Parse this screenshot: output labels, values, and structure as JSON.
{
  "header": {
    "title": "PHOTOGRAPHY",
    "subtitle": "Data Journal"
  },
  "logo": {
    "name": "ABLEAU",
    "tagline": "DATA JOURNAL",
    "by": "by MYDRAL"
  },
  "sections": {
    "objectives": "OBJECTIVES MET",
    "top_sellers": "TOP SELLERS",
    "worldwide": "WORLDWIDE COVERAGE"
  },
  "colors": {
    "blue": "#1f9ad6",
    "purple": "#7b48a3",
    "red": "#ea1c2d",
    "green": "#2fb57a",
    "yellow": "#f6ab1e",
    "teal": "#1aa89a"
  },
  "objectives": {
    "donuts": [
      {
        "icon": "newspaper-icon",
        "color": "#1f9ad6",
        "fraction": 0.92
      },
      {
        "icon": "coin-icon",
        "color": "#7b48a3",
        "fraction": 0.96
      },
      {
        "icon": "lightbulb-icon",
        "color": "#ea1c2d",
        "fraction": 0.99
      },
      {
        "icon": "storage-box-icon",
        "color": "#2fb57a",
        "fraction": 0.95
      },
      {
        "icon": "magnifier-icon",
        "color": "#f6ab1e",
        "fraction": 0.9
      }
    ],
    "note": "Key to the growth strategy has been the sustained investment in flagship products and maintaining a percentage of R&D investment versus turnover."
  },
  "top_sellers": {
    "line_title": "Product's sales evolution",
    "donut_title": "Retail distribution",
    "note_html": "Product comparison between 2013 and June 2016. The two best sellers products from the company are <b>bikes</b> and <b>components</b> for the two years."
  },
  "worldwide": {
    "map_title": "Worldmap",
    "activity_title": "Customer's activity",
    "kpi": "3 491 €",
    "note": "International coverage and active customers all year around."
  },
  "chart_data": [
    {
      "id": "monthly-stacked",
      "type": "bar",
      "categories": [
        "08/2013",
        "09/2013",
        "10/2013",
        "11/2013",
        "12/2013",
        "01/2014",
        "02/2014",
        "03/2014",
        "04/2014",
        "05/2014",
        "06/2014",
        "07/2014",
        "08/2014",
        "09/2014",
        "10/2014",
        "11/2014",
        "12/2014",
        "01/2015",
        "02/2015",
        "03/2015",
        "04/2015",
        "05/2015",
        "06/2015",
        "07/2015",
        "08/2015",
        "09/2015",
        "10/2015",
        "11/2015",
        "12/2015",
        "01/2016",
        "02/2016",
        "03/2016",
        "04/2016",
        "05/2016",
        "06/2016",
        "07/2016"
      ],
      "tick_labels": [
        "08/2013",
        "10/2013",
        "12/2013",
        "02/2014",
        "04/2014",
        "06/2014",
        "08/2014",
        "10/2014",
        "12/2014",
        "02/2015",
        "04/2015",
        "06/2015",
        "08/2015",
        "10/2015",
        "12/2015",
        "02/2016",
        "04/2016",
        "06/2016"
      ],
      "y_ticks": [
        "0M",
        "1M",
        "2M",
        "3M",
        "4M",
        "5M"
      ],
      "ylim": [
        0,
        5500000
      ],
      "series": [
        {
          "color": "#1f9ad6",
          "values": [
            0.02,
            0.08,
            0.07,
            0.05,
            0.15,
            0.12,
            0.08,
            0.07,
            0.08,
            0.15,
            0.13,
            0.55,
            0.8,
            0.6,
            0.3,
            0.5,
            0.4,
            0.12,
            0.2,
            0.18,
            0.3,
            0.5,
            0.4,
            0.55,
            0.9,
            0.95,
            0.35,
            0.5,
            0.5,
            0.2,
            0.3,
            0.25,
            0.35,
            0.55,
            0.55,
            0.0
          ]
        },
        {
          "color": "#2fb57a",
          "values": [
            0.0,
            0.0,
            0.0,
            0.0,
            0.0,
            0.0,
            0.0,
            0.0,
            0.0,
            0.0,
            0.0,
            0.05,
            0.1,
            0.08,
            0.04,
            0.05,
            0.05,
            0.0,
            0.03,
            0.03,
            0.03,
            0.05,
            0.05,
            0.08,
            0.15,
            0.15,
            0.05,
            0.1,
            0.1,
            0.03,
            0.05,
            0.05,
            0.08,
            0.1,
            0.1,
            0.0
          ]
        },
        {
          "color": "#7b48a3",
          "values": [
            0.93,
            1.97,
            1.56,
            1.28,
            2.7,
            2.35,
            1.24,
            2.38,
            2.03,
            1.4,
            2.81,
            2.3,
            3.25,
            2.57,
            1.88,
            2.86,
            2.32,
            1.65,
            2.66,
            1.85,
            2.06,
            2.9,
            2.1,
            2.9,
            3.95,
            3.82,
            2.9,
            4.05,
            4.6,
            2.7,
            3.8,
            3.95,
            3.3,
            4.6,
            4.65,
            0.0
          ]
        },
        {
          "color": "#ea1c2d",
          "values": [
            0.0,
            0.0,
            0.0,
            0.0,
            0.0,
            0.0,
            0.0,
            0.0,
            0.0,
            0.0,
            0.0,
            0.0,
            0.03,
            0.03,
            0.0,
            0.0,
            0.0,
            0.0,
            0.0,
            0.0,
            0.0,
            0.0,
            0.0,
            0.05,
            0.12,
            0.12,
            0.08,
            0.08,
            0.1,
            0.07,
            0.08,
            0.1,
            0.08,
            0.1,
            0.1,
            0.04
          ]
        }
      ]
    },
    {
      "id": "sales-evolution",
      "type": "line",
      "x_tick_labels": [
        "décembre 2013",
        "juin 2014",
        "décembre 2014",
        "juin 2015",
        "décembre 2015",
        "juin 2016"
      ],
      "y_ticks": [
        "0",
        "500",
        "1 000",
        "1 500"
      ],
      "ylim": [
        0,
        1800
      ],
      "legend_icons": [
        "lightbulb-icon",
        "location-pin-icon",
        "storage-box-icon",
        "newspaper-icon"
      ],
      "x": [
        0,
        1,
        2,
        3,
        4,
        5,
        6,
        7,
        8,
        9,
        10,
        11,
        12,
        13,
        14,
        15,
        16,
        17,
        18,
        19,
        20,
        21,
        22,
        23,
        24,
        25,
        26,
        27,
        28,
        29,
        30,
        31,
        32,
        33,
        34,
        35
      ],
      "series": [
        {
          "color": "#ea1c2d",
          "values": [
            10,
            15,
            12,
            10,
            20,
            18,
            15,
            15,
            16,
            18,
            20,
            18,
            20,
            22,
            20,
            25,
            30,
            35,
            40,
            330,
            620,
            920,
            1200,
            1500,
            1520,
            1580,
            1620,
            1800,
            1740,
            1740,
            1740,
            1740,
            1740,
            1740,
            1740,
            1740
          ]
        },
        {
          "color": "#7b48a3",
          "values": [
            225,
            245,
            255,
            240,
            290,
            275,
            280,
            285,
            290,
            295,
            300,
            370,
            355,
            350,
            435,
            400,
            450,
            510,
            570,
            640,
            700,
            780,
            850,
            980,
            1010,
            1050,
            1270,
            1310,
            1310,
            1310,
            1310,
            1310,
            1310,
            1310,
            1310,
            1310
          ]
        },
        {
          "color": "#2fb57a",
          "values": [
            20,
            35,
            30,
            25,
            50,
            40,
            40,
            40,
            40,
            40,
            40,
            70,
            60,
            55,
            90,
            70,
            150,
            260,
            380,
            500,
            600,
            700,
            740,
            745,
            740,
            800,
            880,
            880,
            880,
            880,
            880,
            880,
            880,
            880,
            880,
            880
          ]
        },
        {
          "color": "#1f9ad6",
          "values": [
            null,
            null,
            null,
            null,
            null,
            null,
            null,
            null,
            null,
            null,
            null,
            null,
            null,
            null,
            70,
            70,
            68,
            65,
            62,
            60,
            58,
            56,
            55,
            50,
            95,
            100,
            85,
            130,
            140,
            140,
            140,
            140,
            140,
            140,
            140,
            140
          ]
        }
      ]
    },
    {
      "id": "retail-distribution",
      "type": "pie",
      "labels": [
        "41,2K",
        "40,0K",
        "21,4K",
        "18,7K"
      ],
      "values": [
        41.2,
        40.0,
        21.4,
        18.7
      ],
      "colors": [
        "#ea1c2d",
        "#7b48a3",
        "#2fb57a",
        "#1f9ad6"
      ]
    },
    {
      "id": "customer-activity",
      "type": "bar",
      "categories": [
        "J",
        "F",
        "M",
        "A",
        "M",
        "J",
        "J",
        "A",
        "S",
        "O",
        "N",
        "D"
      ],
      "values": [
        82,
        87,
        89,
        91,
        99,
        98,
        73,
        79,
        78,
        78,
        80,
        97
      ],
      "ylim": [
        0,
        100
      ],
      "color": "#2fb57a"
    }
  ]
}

## Stated task
Pick out each line containing the string "worldwide" and copy it.

## Task result
    "worldwide": "WORLDWIDE COVERAGE"
  "worldwide": {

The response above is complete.